- **SET PROBLEM**: Gather all lines from the material that contain "screenshot".

- **DATA SUPPLIED**:

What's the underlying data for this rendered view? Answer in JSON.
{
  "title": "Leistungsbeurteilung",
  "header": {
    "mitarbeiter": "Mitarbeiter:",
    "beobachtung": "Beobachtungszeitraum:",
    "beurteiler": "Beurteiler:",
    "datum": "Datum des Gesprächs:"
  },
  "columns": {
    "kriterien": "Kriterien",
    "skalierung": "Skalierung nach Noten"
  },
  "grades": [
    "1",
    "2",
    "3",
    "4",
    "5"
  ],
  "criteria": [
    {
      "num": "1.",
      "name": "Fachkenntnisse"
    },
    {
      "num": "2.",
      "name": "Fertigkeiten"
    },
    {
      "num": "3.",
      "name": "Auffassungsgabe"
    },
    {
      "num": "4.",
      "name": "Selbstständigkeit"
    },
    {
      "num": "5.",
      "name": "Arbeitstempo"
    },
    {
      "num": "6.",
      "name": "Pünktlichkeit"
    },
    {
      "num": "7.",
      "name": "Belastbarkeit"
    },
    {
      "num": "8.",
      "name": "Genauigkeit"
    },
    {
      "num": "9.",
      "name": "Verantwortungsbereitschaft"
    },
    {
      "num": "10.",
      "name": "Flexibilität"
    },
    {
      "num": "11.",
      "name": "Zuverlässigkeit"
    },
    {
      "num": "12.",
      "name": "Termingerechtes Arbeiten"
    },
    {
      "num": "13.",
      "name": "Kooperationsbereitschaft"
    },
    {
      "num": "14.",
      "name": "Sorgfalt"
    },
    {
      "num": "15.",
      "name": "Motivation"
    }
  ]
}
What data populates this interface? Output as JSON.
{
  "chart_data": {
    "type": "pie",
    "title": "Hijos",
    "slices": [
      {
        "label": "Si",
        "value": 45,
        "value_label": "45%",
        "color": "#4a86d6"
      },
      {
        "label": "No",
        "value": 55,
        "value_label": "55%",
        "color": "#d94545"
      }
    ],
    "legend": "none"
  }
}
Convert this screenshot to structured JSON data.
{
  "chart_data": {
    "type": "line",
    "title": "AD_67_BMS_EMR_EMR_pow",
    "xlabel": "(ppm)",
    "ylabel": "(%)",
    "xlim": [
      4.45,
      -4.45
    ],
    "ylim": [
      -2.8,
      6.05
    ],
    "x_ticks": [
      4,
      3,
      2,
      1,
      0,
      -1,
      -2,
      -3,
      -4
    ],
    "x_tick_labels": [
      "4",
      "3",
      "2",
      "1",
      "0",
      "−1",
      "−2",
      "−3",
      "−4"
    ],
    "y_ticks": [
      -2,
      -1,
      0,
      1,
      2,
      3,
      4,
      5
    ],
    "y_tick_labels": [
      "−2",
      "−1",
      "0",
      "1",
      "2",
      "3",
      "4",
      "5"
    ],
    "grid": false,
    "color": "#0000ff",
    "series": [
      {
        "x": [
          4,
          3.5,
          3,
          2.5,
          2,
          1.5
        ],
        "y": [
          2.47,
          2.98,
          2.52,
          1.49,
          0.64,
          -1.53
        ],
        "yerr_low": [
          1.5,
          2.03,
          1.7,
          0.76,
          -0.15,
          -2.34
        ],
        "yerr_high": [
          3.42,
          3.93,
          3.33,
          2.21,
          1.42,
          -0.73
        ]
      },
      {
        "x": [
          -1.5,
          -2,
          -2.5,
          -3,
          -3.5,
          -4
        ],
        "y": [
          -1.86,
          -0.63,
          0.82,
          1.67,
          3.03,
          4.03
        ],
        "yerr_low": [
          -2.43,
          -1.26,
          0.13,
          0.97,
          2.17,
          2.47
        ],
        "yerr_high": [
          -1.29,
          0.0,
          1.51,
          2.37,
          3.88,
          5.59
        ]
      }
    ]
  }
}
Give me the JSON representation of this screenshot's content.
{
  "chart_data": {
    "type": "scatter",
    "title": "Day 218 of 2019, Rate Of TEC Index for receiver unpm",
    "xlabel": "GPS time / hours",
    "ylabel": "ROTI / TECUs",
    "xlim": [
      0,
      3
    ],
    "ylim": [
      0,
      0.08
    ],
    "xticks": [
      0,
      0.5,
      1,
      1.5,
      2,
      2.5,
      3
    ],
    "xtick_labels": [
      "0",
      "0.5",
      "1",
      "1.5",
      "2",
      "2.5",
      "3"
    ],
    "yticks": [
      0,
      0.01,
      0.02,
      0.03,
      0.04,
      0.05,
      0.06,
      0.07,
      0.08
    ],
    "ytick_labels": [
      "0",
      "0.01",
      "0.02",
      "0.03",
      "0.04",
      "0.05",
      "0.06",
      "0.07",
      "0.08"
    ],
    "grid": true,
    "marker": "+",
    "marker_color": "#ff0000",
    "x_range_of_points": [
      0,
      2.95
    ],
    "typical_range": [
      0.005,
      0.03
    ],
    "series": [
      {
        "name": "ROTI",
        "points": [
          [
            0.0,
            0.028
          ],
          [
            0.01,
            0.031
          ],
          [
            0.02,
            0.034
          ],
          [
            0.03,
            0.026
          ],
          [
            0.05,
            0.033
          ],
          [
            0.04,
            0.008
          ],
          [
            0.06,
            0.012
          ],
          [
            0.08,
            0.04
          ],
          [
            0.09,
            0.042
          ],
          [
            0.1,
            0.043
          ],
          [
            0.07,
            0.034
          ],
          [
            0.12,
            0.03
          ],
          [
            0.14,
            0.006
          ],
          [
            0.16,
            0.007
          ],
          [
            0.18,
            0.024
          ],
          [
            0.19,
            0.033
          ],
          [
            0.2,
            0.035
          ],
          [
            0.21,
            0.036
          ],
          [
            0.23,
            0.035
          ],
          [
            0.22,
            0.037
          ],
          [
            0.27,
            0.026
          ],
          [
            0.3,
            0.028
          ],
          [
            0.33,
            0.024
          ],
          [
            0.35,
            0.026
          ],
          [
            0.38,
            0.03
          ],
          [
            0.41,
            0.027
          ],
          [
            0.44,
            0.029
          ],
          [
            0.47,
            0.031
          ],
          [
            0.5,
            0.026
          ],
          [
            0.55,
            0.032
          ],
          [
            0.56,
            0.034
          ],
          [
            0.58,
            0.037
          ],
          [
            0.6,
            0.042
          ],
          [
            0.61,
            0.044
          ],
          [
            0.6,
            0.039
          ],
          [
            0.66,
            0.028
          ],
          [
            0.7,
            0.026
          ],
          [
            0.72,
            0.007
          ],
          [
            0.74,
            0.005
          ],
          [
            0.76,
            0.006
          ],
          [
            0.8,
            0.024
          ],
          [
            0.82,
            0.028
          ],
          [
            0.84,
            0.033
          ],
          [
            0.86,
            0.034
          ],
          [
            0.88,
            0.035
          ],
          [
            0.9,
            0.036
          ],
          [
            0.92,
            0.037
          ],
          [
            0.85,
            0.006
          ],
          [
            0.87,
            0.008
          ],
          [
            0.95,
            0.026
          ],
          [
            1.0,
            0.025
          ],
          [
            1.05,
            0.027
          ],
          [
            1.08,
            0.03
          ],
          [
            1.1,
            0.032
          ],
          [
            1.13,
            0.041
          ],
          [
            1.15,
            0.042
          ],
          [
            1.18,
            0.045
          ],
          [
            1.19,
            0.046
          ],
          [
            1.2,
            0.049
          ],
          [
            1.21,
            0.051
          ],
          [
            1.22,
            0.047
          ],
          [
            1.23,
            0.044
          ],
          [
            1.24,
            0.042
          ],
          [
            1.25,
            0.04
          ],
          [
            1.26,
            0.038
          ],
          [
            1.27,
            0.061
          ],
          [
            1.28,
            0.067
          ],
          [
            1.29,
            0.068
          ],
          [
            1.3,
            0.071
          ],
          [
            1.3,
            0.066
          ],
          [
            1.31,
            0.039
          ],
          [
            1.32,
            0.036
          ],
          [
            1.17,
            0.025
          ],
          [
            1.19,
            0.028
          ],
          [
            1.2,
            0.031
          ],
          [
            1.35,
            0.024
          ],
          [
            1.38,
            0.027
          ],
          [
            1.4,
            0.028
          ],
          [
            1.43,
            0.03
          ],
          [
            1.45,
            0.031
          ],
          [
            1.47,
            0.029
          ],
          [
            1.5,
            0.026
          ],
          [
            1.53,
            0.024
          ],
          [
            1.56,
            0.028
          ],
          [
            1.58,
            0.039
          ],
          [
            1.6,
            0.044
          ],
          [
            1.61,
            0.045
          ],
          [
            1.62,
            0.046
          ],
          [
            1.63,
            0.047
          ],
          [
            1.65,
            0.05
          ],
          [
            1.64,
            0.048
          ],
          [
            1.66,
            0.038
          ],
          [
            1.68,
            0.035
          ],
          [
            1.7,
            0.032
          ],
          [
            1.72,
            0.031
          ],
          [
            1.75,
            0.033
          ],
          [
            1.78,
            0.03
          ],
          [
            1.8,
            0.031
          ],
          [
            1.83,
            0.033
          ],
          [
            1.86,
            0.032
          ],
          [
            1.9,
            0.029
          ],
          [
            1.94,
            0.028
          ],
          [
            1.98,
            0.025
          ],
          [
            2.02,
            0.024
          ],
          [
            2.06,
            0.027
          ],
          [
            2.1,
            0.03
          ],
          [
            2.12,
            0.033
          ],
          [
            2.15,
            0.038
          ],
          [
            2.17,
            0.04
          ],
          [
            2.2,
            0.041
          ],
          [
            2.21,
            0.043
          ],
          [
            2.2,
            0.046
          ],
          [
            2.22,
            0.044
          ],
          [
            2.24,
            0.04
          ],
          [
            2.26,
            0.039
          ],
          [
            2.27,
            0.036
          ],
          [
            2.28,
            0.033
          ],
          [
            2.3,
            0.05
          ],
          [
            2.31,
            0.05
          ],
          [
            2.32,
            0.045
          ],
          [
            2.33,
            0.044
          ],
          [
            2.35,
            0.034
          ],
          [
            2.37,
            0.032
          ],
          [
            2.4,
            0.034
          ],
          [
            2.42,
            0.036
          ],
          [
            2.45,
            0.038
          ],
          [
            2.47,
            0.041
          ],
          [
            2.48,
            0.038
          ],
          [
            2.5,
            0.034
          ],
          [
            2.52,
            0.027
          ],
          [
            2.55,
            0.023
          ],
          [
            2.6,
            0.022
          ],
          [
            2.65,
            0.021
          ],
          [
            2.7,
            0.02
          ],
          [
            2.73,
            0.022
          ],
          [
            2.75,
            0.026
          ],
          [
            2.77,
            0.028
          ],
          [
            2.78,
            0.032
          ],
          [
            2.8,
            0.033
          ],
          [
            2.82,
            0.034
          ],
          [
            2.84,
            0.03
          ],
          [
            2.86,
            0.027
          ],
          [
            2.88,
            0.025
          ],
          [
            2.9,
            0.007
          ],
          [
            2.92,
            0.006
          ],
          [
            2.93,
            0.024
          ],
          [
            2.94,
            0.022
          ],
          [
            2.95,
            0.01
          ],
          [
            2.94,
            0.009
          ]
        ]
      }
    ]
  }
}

- **ANSWER TO THIS TASK**:
Convert this screenshot to structured JSON data.
Give me the JSON representation of this screenshot's content.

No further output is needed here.